Recorded data:
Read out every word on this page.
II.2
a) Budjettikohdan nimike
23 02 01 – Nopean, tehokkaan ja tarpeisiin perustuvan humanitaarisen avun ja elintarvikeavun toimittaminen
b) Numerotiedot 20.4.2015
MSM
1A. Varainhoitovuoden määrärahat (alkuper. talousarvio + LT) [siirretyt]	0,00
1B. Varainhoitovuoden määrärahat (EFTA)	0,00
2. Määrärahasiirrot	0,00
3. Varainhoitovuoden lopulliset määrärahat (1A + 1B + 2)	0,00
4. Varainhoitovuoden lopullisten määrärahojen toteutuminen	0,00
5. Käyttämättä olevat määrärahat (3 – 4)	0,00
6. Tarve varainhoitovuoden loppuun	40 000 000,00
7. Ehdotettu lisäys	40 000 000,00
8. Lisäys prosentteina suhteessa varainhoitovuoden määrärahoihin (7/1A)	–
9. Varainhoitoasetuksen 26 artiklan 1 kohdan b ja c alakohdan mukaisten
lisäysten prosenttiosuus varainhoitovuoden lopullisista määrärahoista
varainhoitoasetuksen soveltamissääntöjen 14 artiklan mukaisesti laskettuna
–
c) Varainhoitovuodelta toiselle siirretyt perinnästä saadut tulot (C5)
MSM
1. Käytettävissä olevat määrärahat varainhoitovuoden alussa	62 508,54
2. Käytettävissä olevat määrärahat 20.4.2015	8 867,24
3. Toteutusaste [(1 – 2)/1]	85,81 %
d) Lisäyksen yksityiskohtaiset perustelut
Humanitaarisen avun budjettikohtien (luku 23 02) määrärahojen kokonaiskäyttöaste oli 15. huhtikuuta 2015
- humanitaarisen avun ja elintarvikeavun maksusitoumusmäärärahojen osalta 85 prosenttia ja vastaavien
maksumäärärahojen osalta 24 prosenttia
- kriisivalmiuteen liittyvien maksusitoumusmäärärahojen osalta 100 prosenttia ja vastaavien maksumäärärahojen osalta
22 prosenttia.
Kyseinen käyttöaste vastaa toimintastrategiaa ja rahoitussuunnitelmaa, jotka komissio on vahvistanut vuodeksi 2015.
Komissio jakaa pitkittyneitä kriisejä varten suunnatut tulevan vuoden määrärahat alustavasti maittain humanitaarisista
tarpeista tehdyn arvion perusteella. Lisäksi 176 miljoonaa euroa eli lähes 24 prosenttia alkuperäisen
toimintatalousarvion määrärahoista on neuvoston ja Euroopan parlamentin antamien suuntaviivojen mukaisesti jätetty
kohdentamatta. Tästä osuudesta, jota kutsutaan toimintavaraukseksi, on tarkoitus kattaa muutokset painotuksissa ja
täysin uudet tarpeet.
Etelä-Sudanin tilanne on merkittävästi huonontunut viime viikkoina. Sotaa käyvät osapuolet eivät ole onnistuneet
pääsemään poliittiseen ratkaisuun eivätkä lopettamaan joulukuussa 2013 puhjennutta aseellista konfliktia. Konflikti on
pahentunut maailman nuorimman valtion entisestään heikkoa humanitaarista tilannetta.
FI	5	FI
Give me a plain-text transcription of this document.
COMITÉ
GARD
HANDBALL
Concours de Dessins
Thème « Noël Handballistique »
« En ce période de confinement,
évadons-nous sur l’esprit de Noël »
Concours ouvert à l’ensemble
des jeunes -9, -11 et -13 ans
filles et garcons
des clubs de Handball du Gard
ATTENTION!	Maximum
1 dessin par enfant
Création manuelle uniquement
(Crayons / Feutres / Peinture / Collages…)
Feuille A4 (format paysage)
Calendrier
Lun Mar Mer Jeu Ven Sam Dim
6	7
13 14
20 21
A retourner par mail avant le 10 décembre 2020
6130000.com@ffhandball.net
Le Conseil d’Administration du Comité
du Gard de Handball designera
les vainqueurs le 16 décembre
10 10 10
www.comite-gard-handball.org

§ **The problem**: Copy out every line from the one containing "Give me a plain-text" to the end of the material, both ends included.

§ **Worked answer**:
Give me a plain-text transcription of this document.
COMITÉ
GARD
HANDBALL
Concours de Dessins
Thème « Noël Handballistique »
« En ce période de confinement,
évadons-nous sur l’esprit de Noël »
Concours ouvert à l’ensemble
des jeunes -9, -11 et -13 ans
filles et garcons
des clubs de Handball du Gard
ATTENTION!	Maximum
1 dessin par enfant
Création manuelle uniquement
(Crayons / Feutres / Peinture / Collages…)
Feuille A4 (format paysage)
Calendrier
Lun Mar Mer Jeu Ven Sam Dim
6	7
13 14
20 21
A retourner par mail avant le 10 décembre 2020
6130000.com@ffhandball.net
Le Conseil d’Administration du Comité
du Gard de Handball designera
les vainqueurs le 16 décembre
10 10 10
www.comite-gard-handball.org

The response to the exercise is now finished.